» **The exercise**:
Repeat the listing in full, preserving every character.

» **Provided data**:
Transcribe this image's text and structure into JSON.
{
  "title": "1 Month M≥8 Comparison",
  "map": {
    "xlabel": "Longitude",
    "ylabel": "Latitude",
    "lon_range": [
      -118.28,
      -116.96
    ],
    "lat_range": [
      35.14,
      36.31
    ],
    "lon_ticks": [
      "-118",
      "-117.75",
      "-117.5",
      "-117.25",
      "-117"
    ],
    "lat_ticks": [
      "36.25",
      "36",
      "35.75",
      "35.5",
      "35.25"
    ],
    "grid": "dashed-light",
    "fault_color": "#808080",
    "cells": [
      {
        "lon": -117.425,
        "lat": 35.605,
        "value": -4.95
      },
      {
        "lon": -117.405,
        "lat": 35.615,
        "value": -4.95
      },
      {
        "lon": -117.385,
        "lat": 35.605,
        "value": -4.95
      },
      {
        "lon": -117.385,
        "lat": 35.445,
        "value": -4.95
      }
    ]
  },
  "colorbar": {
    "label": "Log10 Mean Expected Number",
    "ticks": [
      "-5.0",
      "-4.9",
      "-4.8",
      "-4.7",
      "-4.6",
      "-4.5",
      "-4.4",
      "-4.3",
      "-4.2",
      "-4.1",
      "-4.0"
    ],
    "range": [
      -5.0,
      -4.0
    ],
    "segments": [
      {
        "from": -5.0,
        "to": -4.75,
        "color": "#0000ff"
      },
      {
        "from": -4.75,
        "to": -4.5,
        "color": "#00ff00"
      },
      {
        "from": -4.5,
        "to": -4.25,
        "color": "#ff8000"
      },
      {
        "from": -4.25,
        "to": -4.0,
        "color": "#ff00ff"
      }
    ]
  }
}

» **Solution**:
Transcribe this image's text and structure into JSON.
{
  "title": "1 Month M≥8 Comparison",
  "map": {
    "xlabel": "Longitude",
    "ylabel": "Latitude",
    "lon_range": [
      -118.28,
      -116.96
    ],
    "lat_range": [
      35.14,
      36.31
    ],
    "lon_ticks": [
      "-118",
      "-117.75",
      "-117.5",
      "-117.25",
      "-117"
    ],
    "lat_ticks": [
      "36.25",
      "36",
      "35.75",
      "35.5",
      "35.25"
    ],
    "grid": "dashed-light",
    "fault_color": "#808080",
    "cells": [
      {
        "lon": -117.425,
        "lat": 35.605,
        "value": -4.95
      },
      {
        "lon": -117.405,
        "lat": 35.615,
        "value": -4.95
      },
      {
        "lon": -117.385,
        "lat": 35.605,
        "value": -4.95
      },
      {
        "lon": -117.385,
        "lat": 35.445,
        "value": -4.95
      }
    ]
  },
  "colorbar": {
    "label": "Log10 Mean Expected Number",
    "ticks": [
      "-5.0",
      "-4.9",
      "-4.8",
      "-4.7",
      "-4.6",
      "-4.5",
      "-4.4",
      "-4.3",
      "-4.2",
      "-4.1",
      "-4.0"
    ],
    "range": [
      -5.0,
      -4.0
    ],
    "segments": [
      {
        "from": -5.0,
        "to": -4.75,
        "color": "#0000ff"
      },
      {
        "from": -4.75,
        "to": -4.5,
        "color": "#00ff00"
      },
      {
        "from": -4.5,
        "to": -4.25,
        "color": "#ff8000"
      },
      {
        "from": -4.25,
        "to": -4.0,
        "color": "#ff00ff"
      }
    ]
  }
}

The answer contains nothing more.